:: Dataset rows

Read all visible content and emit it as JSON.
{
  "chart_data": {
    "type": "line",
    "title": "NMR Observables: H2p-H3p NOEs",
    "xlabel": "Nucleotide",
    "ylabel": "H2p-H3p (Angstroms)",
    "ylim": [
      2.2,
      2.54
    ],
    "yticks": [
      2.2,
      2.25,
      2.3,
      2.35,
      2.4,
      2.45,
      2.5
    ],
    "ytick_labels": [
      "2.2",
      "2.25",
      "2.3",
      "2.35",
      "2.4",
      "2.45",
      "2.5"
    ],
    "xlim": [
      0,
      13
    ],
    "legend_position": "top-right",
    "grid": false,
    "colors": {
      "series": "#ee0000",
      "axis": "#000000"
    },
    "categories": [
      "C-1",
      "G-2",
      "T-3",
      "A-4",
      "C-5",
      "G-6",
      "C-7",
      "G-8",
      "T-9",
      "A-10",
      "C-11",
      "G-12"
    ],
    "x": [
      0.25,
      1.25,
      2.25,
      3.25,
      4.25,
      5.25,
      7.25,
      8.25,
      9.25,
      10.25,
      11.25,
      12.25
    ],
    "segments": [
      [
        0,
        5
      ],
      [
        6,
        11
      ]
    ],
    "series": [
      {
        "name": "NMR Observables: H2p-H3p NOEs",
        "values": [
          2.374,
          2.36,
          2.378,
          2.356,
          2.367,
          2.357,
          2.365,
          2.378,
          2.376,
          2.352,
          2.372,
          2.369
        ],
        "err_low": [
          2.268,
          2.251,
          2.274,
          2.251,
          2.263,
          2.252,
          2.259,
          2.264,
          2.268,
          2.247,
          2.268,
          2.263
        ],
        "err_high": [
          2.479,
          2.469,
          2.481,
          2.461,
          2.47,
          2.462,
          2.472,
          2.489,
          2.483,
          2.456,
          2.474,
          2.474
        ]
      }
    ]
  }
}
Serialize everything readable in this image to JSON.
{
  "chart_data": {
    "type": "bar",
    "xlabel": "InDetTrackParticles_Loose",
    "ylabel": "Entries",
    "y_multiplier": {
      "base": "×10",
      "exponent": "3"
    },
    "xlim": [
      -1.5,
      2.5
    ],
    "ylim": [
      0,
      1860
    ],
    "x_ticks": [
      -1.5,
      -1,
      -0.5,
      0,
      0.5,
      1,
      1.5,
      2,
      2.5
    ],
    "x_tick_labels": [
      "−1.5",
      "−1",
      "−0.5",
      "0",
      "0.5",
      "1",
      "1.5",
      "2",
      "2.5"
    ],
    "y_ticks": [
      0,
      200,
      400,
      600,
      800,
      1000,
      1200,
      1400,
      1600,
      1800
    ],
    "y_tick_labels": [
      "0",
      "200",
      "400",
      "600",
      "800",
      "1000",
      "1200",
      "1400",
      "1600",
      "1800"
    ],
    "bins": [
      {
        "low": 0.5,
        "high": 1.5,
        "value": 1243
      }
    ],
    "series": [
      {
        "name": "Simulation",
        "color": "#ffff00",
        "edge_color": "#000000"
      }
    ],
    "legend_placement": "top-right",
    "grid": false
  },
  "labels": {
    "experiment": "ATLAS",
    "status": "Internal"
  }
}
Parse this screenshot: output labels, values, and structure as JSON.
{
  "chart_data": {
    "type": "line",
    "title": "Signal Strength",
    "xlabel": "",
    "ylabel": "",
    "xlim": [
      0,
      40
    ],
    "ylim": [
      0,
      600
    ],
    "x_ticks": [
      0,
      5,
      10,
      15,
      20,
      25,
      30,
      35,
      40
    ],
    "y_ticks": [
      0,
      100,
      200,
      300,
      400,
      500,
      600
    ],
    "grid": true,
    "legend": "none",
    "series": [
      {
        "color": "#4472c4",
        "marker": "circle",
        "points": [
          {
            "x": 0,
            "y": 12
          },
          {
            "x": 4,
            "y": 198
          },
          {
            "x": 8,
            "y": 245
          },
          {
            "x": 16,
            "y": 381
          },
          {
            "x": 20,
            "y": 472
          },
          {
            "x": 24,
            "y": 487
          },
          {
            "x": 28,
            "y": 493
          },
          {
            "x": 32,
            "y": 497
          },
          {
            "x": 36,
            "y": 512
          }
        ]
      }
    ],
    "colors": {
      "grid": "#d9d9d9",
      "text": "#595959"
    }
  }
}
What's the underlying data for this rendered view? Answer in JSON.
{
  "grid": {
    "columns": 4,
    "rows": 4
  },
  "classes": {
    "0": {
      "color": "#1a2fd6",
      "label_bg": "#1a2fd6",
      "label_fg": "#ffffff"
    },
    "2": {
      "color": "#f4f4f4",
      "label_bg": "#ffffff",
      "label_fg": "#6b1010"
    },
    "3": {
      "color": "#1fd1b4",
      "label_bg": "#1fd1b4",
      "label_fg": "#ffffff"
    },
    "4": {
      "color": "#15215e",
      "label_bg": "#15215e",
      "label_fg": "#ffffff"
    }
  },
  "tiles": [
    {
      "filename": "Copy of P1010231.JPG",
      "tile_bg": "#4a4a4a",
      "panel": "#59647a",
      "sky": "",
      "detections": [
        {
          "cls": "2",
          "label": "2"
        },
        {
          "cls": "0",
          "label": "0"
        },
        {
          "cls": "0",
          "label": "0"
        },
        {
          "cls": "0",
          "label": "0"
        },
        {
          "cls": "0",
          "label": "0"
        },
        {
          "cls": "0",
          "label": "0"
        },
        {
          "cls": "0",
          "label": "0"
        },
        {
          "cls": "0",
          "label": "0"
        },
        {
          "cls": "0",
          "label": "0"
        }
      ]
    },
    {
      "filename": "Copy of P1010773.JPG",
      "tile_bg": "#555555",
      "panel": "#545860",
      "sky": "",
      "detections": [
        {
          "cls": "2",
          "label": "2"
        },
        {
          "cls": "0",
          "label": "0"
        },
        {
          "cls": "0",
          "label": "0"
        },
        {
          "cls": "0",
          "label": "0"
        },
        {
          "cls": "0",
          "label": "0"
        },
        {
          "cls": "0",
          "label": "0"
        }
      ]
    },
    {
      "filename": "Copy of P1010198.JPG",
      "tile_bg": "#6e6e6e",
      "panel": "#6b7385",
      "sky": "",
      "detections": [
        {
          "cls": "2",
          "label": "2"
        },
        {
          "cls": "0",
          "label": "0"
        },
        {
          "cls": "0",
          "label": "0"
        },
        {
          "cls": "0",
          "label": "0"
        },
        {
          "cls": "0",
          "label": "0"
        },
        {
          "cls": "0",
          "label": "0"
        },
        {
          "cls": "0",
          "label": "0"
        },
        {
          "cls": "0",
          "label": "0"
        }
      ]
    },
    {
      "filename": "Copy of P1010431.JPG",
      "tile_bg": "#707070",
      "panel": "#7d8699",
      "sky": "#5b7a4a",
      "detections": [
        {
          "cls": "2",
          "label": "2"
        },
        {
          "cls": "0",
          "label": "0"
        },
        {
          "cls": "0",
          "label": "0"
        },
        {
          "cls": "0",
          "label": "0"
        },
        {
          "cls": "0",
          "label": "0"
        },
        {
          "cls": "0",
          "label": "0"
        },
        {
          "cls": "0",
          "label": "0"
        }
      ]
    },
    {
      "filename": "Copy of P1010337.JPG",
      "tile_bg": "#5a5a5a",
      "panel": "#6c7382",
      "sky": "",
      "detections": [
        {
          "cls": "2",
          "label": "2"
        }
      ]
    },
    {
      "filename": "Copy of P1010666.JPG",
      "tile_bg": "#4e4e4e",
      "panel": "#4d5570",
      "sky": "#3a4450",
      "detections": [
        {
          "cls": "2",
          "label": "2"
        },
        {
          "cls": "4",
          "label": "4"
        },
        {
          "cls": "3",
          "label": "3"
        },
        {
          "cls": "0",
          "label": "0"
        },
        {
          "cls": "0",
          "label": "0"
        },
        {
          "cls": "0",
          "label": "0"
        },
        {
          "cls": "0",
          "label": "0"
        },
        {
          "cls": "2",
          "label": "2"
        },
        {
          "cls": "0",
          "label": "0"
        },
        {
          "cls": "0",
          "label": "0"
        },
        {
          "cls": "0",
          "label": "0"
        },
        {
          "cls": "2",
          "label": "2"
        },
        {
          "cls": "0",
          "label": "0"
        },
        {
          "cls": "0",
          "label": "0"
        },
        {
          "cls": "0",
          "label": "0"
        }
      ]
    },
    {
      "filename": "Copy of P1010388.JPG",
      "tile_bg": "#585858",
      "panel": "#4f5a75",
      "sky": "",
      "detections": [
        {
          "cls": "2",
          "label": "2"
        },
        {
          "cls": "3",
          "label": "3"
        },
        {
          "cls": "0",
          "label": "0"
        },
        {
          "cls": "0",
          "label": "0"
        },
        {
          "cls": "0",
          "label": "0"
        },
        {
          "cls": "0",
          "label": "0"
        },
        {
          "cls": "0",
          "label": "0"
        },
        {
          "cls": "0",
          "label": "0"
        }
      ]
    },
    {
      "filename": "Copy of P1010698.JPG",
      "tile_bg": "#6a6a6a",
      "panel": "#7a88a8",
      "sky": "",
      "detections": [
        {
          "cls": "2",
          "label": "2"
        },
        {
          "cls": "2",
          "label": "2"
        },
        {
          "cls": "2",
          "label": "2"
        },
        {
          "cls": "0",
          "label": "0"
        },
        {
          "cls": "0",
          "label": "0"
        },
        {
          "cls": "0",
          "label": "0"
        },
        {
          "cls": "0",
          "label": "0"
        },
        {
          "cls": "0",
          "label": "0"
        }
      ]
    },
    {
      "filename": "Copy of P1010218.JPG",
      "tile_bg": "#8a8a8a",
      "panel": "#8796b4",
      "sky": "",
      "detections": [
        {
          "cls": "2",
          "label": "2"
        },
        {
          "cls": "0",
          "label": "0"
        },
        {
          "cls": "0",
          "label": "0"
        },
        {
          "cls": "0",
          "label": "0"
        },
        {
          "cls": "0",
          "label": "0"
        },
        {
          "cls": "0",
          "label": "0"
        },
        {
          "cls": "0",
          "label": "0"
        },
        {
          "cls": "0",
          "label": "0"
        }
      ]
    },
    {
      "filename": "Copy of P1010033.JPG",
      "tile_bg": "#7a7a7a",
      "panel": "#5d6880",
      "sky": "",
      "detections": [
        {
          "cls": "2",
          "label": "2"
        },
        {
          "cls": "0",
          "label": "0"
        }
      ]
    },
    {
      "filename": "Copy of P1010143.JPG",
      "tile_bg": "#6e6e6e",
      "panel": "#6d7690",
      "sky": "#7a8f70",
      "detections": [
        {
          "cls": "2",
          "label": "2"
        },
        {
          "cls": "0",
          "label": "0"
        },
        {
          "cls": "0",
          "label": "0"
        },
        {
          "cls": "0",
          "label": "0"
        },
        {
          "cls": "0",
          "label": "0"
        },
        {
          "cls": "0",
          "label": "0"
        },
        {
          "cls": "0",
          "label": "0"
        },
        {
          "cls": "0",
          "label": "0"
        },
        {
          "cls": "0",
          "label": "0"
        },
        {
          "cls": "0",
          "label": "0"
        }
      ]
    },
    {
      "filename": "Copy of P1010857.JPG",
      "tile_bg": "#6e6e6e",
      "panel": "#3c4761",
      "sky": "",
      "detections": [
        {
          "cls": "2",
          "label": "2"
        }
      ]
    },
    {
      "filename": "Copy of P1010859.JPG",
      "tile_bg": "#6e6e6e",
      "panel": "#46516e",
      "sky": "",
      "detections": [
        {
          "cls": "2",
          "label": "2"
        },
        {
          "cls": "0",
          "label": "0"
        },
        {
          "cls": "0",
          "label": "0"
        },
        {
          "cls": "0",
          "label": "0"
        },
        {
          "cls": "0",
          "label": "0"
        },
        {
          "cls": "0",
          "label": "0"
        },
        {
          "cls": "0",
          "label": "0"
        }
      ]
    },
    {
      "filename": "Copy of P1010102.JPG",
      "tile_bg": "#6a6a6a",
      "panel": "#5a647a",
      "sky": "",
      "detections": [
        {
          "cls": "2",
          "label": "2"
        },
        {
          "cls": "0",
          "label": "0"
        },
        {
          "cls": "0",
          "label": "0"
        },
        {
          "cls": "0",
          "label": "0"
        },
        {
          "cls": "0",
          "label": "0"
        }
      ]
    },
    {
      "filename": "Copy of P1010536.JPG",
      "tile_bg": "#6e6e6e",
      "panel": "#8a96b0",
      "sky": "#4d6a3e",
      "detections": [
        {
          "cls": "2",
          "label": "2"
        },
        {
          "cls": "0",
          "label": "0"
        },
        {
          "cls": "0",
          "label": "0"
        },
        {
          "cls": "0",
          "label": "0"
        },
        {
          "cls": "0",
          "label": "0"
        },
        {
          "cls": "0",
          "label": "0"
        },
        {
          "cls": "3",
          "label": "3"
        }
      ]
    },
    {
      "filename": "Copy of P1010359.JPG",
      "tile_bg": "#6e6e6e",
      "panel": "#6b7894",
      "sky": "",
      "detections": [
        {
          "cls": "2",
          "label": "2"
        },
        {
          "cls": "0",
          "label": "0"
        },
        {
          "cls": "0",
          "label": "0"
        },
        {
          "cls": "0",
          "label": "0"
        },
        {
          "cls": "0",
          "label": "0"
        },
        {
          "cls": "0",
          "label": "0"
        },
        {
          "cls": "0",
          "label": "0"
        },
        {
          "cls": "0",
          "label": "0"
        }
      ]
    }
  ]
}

::::

▸ **Task prompt**:
Look through the data above. Find each line with the string "right" and copy it.

▸ **Solved exercise**:
    "legend_position": "top-right",
    "legend_placement": "top-right",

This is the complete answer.